Count every line where "General" shows up, and give that number only.
┌──
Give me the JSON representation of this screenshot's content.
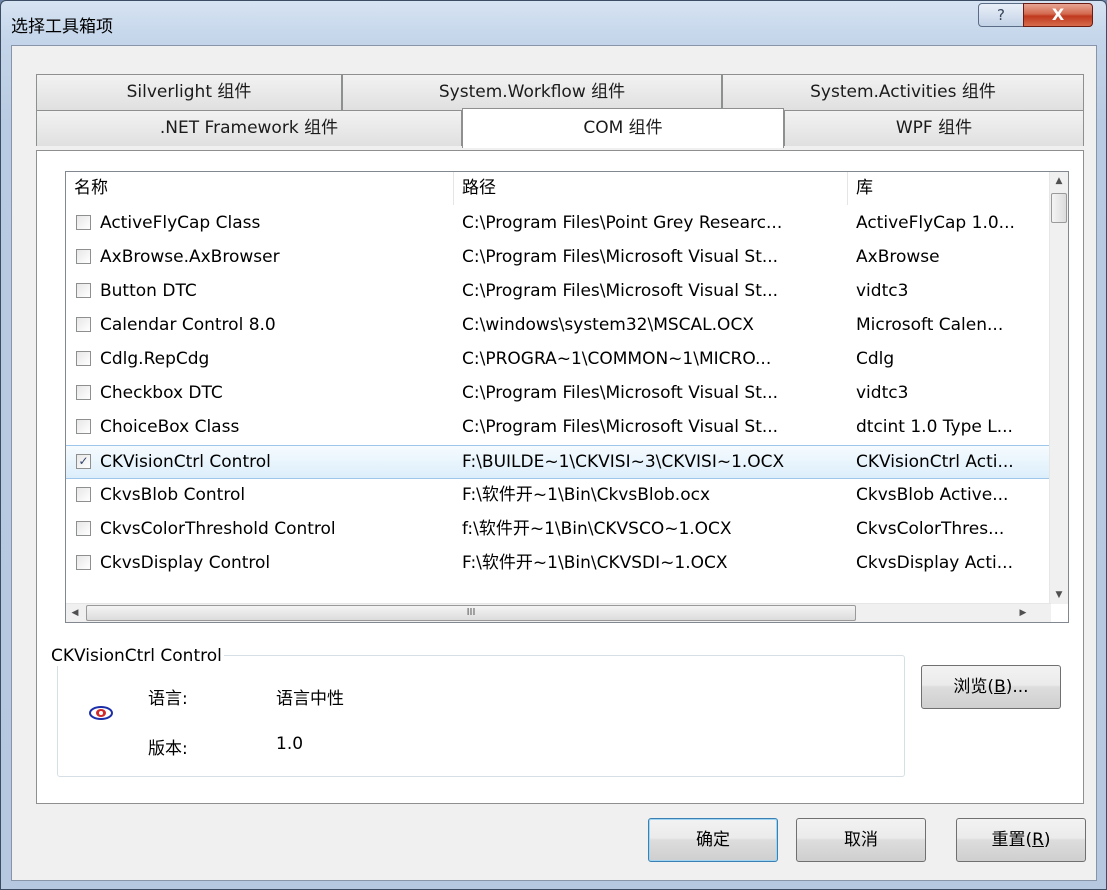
{
  "window": {
    "title": "选择工具箱项",
    "help_glyph": "?",
    "close_glyph": "X"
  },
  "tabs": {
    "row1": [
      "Silverlight 组件",
      "System.Workflow 组件",
      "System.Activities 组件"
    ],
    "row2": [
      ".NET Framework 组件",
      "COM 组件",
      "WPF 组件"
    ],
    "active": "COM 组件"
  },
  "list": {
    "columns": [
      "名称",
      "路径",
      "库"
    ],
    "rows": [
      {
        "name": "ActiveFlyCap Class",
        "path": "C:\\Program Files\\Point Grey Researc...",
        "lib": "ActiveFlyCap 1.0...",
        "checked": false
      },
      {
        "name": "AxBrowse.AxBrowser",
        "path": "C:\\Program Files\\Microsoft Visual St...",
        "lib": "AxBrowse",
        "checked": false
      },
      {
        "name": "Button DTC",
        "path": "C:\\Program Files\\Microsoft Visual St...",
        "lib": "vidtc3",
        "checked": false
      },
      {
        "name": "Calendar Control 8.0",
        "path": "C:\\windows\\system32\\MSCAL.OCX",
        "lib": "Microsoft Calen...",
        "checked": false
      },
      {
        "name": "Cdlg.RepCdg",
        "path": "C:\\PROGRA~1\\COMMON~1\\MICRO...",
        "lib": "Cdlg",
        "checked": false
      },
      {
        "name": "Checkbox DTC",
        "path": "C:\\Program Files\\Microsoft Visual St...",
        "lib": "vidtc3",
        "checked": false
      },
      {
        "name": "ChoiceBox Class",
        "path": "C:\\Program Files\\Microsoft Visual St...",
        "lib": "dtcint 1.0 Type L...",
        "checked": false
      },
      {
        "name": "CKVisionCtrl Control",
        "path": "F:\\BUILDE~1\\CKVISI~3\\CKVISI~1.OCX",
        "lib": "CKVisionCtrl Acti...",
        "checked": true
      },
      {
        "name": "CkvsBlob Control",
        "path": "F:\\软件开~1\\Bin\\CkvsBlob.ocx",
        "lib": "CkvsBlob Active...",
        "checked": false
      },
      {
        "name": "CkvsColorThreshold Control",
        "path": "f:\\软件开~1\\Bin\\CKVSCO~1.OCX",
        "lib": "CkvsColorThres...",
        "checked": false
      },
      {
        "name": "CkvsDisplay Control",
        "path": "F:\\软件开~1\\Bin\\CKVSDI~1.OCX",
        "lib": "CkvsDisplay Acti...",
        "checked": false
      }
    ],
    "hscroll_grip": "III",
    "selected_index": 7
  },
  "details": {
    "title": "CKVisionCtrl Control",
    "language_label": "语言:",
    "language_value": "语言中性",
    "version_label": "版本:",
    "version_value": "1.0",
    "icon": "activex-control-icon"
  },
  "buttons": {
    "browse": "浏览(B)...",
    "browse_main": "浏览(",
    "browse_key": "B",
    "browse_tail": ")...",
    "ok": "确定",
    "cancel": "取消",
    "reset": "重置(R)",
    "reset_main": "重置(",
    "reset_key": "R",
    "reset_tail": ")"
  }
}
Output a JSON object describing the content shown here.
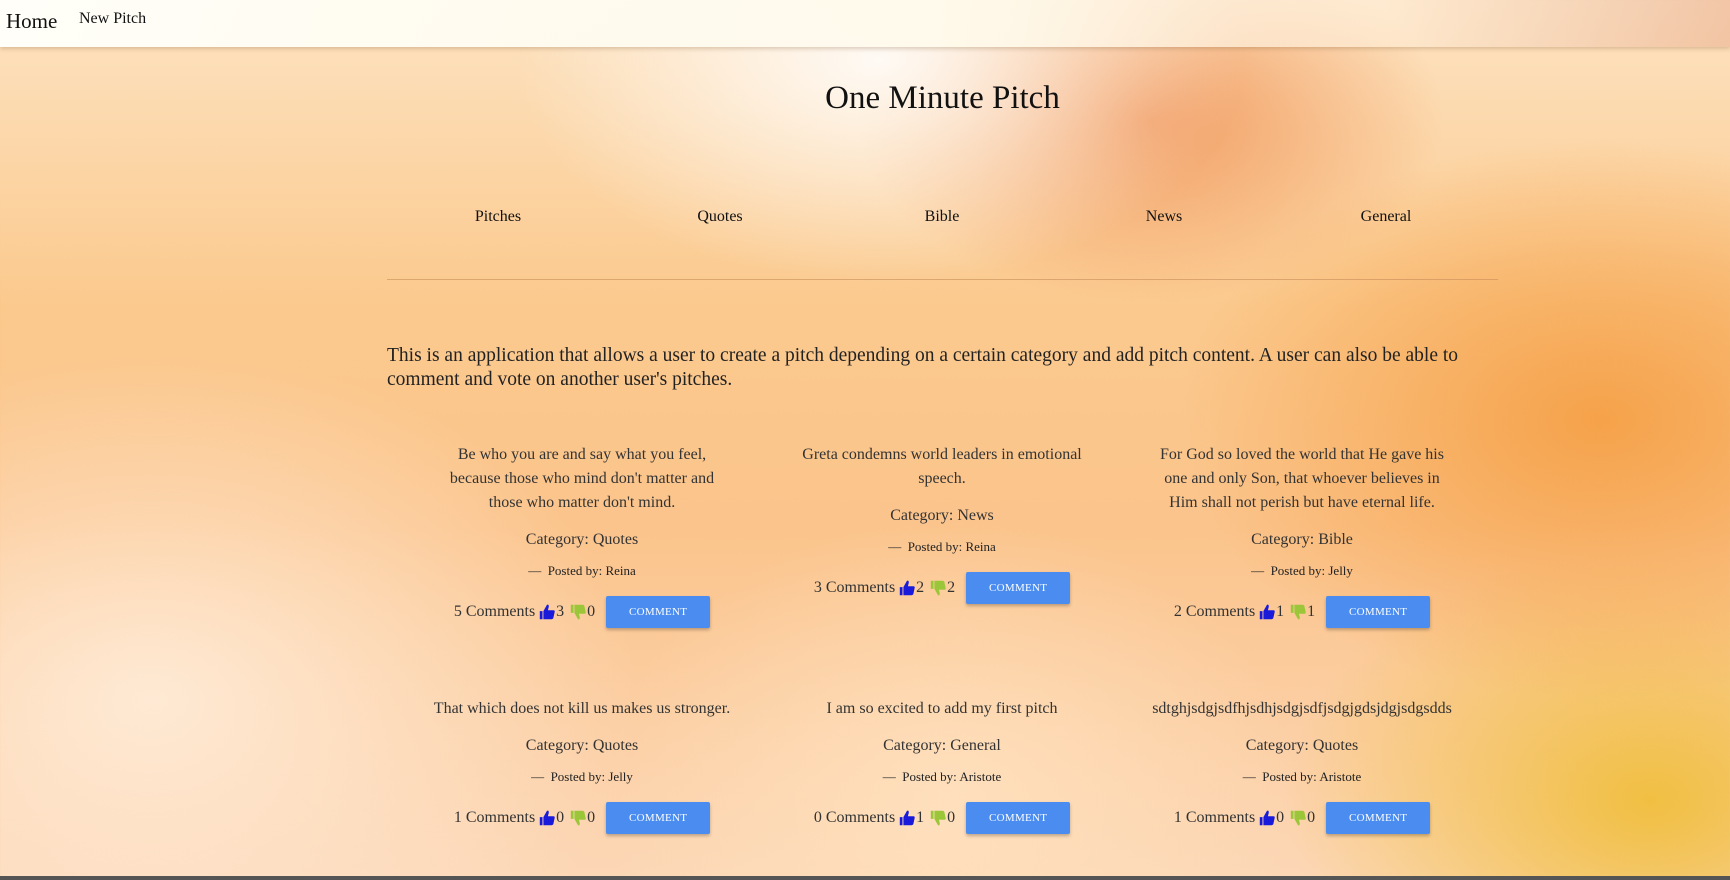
{
  "nav": {
    "home": "Home",
    "new_pitch": "New Pitch"
  },
  "site_title": "One Minute Pitch",
  "categories": [
    "Pitches",
    "Quotes",
    "Bible",
    "News",
    "General"
  ],
  "intro": "This is an application that allows a user to create a pitch depending on a certain category and add pitch content. A user can also be able to comment and vote on another user's pitches.",
  "comment_button_label": "COMMENT",
  "pitches": [
    {
      "content": "Be who you are and say what you feel, because those who mind don't matter and those who matter don't mind.",
      "category": "Category: Quotes",
      "author": "Posted by: Reina",
      "comments": "5 Comments",
      "upvotes": "3",
      "downvotes": "0"
    },
    {
      "content": "Greta condemns world leaders in emotional speech.",
      "category": "Category: News",
      "author": "Posted by: Reina",
      "comments": "3 Comments",
      "upvotes": "2",
      "downvotes": "2"
    },
    {
      "content": "For God so loved the world that He gave his one and only Son, that whoever believes in Him shall not perish but have eternal life.",
      "category": "Category: Bible",
      "author": "Posted by: Jelly",
      "comments": "2 Comments",
      "upvotes": "1",
      "downvotes": "1"
    },
    {
      "content": "That which does not kill us makes us stronger.",
      "category": "Category: Quotes",
      "author": "Posted by: Jelly",
      "comments": "1 Comments",
      "upvotes": "0",
      "downvotes": "0"
    },
    {
      "content": "I am so excited to add my first pitch",
      "category": "Category: General",
      "author": "Posted by: Aristote",
      "comments": "0 Comments",
      "upvotes": "1",
      "downvotes": "0"
    },
    {
      "content": "sdtghjsdgjsdfhjsdhjsdgjsdfjsdgjgdsjdgjsdgsdds",
      "category": "Category: Quotes",
      "author": "Posted by: Aristote",
      "comments": "1 Comments",
      "upvotes": "0",
      "downvotes": "0"
    }
  ],
  "colors": {
    "upvote": "#1a1adb",
    "downvote": "#9cc63a",
    "button": "#4a8cf0"
  },
  "icons": {
    "upvote": "thumbs-up-icon",
    "downvote": "thumbs-down-icon"
  }
}
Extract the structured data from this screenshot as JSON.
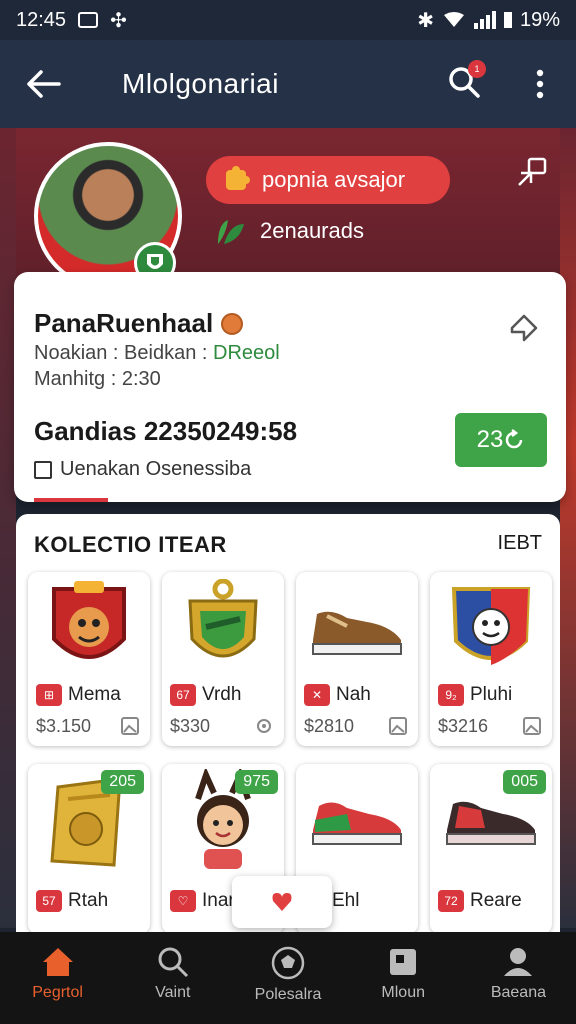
{
  "status_bar": {
    "time": "12:45",
    "battery": "19%"
  },
  "app_bar": {
    "title": "Mlolgonariai",
    "notification_count": "1"
  },
  "hero": {
    "badge_label": "popnia avsajor",
    "sub_label": "2enaurads"
  },
  "profile": {
    "name": "PanaRuenhaal",
    "line1_prefix": "Noakian : Beidkan : ",
    "line1_green": "DReeol",
    "line2": "Manhitg : 2:30",
    "balance": "Gandias 22350249:58",
    "checkbox_label": "Uenakan Osenessiba",
    "action_value": "23"
  },
  "collection": {
    "heading": "KOLECTIO ITEAR",
    "heading_right": "IEBT",
    "items": [
      {
        "name": "Mema",
        "tag": "⊞",
        "price": "$3.150"
      },
      {
        "name": "Vrdh",
        "tag": "67",
        "price": "$330"
      },
      {
        "name": "Nah",
        "tag": "✕",
        "price": "$2810"
      },
      {
        "name": "Pluhi",
        "tag": "9₂",
        "price": "$3216"
      },
      {
        "name": "Rtah",
        "tag": "57",
        "badge": "205"
      },
      {
        "name": "Inar",
        "tag": "♡",
        "badge": "975"
      },
      {
        "name": "Ehl",
        "tag": ""
      },
      {
        "name": "Reare",
        "tag": "72",
        "badge": "005"
      }
    ]
  },
  "nav": [
    {
      "label": "Pegrtol",
      "icon": "home-icon"
    },
    {
      "label": "Vaint",
      "icon": "search-icon"
    },
    {
      "label": "Polesalra",
      "icon": "ball-icon"
    },
    {
      "label": "Mloun",
      "icon": "cards-icon"
    },
    {
      "label": "Baeana",
      "icon": "person-icon"
    }
  ],
  "colors": {
    "accent": "#e0403f",
    "green": "#3fa447",
    "nav_active": "#e8602c",
    "appbar": "#243146"
  }
}
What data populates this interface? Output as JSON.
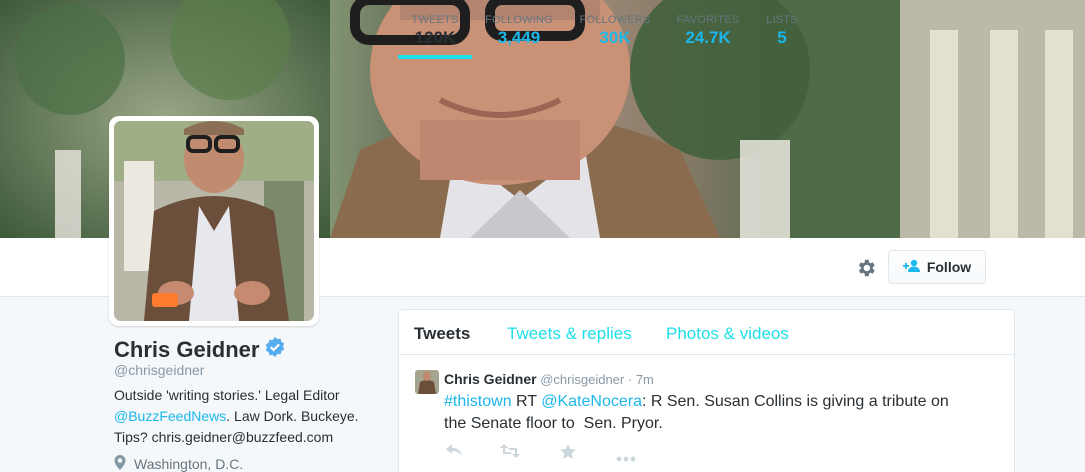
{
  "profile": {
    "name": "Chris Geidner",
    "handle": "@chrisgeidner",
    "bio": {
      "line1": "Outside 'writing stories.' Legal Editor",
      "mention": "@BuzzFeedNews",
      "line2_rest": ". Law Dork. Buckeye.",
      "line3": "Tips? chris.geidner@buzzfeed.com"
    },
    "location": "Washington, D.C."
  },
  "stats": [
    {
      "label": "TWEETS",
      "value": "120K"
    },
    {
      "label": "FOLLOWING",
      "value": "3,449"
    },
    {
      "label": "FOLLOWERS",
      "value": "30K"
    },
    {
      "label": "FAVORITES",
      "value": "24.7K"
    },
    {
      "label": "LISTS",
      "value": "5"
    }
  ],
  "follow_button": {
    "label": "Follow"
  },
  "tabs": [
    "Tweets",
    "Tweets & replies",
    "Photos & videos"
  ],
  "tweet": {
    "name": "Chris Geidner",
    "handle": "@chrisgeidner",
    "separator": "·",
    "time": "7m",
    "hashtag": "#thistown",
    "rt": " RT ",
    "mention": "@KateNocera",
    "text_line1": ": R Sen. Susan Collins is giving a tribute on",
    "text_line2": "the Senate floor to  Sen. Pryor."
  },
  "colors": {
    "accent": "#1cb7eb",
    "active_tab_underline": "#1cdfe8",
    "verified": "#55acee"
  },
  "icons": {
    "verified": "verified-badge-icon",
    "gear": "gear-icon",
    "follow": "person-plus-icon",
    "location": "location-pin-icon",
    "reply": "reply-icon",
    "retweet": "retweet-icon",
    "favorite": "star-icon",
    "more": "more-icon"
  }
}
└──
**Result of this task:**
2